▸ INPUT DATA

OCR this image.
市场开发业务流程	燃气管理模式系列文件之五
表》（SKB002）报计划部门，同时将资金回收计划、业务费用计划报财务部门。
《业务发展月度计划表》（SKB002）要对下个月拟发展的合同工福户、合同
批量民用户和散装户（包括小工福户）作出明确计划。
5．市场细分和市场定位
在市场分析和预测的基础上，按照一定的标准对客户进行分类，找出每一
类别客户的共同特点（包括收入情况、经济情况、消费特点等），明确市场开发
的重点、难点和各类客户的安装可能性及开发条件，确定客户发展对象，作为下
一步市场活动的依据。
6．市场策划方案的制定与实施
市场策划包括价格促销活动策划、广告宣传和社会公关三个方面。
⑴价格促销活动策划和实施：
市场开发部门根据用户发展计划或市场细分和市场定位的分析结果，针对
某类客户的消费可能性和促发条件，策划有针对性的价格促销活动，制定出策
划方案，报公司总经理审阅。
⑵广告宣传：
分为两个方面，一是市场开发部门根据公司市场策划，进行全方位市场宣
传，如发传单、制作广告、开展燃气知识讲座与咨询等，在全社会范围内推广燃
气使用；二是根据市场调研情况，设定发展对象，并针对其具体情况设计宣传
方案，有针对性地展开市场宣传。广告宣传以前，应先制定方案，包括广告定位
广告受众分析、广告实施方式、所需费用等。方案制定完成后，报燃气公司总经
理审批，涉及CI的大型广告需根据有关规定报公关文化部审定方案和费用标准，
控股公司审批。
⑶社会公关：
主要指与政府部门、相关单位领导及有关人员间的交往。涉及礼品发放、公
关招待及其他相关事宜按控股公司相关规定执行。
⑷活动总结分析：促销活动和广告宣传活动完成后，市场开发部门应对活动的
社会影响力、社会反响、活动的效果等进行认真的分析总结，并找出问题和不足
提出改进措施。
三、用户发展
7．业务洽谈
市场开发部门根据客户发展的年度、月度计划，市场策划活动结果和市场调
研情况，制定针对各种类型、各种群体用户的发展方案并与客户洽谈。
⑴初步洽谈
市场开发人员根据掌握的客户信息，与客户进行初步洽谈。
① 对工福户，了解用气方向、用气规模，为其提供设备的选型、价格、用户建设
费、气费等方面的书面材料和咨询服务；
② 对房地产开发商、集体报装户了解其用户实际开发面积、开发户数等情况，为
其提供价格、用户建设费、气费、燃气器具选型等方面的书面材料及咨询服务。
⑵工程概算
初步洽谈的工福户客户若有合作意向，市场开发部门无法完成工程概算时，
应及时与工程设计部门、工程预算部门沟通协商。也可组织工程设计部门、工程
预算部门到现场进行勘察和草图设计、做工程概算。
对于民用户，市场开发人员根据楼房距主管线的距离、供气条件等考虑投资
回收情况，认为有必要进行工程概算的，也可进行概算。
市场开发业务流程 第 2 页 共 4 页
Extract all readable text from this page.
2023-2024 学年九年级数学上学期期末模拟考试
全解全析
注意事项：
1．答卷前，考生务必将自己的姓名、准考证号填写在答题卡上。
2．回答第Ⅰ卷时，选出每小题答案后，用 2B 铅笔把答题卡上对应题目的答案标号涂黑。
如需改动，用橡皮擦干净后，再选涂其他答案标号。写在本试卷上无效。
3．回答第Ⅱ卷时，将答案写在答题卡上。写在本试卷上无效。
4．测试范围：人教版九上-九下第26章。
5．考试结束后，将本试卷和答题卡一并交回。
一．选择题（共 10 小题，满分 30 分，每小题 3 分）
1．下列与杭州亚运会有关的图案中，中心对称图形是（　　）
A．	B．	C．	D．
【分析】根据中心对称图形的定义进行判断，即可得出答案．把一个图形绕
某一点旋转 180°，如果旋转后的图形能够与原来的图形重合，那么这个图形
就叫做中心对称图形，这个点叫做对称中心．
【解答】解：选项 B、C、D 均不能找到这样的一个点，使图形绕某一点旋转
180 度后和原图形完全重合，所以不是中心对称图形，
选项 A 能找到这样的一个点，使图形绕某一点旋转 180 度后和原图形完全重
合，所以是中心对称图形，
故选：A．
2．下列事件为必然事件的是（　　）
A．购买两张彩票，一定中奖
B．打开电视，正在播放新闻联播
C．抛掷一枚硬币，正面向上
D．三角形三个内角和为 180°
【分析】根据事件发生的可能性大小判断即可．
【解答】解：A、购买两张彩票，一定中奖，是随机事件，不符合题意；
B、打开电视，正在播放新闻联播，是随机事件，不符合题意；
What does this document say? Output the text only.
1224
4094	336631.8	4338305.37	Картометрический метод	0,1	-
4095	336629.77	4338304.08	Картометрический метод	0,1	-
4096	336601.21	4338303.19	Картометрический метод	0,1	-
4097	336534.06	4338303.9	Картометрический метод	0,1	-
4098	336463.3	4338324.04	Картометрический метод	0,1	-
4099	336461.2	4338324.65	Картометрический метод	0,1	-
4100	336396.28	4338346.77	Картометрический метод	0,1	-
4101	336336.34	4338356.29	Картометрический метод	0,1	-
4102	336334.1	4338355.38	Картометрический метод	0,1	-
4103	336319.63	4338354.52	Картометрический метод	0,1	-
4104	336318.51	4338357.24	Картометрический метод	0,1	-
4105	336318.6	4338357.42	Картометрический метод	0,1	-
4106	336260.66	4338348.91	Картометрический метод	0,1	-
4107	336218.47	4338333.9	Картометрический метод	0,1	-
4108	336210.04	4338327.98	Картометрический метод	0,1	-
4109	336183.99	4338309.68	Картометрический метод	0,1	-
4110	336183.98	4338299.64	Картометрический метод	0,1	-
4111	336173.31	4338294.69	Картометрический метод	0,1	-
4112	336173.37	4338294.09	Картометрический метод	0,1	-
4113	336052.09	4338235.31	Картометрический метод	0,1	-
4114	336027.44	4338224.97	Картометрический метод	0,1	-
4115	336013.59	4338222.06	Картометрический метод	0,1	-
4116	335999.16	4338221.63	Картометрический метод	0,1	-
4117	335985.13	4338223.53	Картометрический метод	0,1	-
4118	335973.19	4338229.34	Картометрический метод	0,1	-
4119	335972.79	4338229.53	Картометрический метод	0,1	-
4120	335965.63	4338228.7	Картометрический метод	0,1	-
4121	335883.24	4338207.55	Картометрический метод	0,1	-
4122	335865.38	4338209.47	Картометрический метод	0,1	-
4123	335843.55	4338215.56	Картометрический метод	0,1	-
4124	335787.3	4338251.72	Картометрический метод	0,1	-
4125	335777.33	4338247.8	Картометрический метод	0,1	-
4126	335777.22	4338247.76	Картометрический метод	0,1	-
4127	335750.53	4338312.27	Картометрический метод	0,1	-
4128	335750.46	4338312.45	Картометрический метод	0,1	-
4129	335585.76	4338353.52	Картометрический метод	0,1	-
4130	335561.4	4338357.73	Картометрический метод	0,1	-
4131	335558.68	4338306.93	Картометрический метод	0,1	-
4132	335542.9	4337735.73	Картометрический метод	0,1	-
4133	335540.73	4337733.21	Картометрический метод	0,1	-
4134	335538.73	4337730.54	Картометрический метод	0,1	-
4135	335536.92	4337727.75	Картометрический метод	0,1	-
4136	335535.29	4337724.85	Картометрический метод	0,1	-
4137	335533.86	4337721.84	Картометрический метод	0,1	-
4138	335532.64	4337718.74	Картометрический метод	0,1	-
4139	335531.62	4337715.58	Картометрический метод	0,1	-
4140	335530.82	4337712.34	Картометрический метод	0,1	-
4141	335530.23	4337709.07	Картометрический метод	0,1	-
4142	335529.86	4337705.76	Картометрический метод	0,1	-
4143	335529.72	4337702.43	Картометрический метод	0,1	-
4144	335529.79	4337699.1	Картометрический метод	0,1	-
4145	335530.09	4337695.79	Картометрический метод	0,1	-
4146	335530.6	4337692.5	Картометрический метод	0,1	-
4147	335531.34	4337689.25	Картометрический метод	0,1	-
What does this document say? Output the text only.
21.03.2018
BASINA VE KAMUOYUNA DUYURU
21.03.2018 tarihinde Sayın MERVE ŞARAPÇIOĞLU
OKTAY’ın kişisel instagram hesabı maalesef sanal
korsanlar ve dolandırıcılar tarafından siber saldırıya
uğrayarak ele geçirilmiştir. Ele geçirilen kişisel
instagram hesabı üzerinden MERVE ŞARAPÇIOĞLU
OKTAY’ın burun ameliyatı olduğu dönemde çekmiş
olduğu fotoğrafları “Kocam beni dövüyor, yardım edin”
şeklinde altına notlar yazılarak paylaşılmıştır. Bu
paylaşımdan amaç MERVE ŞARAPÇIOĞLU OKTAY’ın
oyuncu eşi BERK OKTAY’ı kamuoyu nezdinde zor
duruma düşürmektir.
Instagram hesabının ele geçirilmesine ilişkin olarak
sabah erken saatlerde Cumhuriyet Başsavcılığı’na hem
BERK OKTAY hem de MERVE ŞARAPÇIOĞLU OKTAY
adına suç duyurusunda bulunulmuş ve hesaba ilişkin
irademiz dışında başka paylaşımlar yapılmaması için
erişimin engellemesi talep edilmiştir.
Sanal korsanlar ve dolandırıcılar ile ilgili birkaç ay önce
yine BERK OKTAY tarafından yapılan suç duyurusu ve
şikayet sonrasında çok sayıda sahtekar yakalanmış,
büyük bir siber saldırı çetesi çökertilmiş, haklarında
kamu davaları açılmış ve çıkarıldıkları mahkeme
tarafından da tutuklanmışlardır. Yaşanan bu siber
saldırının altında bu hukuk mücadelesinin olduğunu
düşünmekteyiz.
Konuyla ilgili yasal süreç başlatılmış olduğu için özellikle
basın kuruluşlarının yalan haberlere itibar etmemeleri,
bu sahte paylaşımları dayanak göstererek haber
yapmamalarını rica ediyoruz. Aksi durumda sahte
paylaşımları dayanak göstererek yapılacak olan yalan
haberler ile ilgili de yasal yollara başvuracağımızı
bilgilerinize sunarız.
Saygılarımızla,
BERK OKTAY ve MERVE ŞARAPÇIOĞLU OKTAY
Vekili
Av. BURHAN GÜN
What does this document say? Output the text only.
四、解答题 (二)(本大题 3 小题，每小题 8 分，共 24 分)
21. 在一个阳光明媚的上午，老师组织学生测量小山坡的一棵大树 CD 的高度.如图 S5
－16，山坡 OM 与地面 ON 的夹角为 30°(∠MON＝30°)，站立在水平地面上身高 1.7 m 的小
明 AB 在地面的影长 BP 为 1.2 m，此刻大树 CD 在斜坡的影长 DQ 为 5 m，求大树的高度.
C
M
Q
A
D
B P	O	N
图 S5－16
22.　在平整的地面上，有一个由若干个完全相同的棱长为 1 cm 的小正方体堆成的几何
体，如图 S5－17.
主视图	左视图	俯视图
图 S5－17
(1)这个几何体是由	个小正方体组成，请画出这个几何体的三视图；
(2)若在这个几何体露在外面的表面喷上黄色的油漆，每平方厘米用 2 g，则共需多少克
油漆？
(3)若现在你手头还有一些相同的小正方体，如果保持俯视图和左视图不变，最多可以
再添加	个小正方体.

▸ STATED PROBLEM
Every line holding "tarafından" should be copied out.

▸ THE OUTPUT
korsanlar ve dolandırıcılar tarafından siber saldırıya
yine BERK OKTAY tarafından yapılan suç duyurusu ve
tarafından da tutuklanmışlardır. Yaşanan bu siber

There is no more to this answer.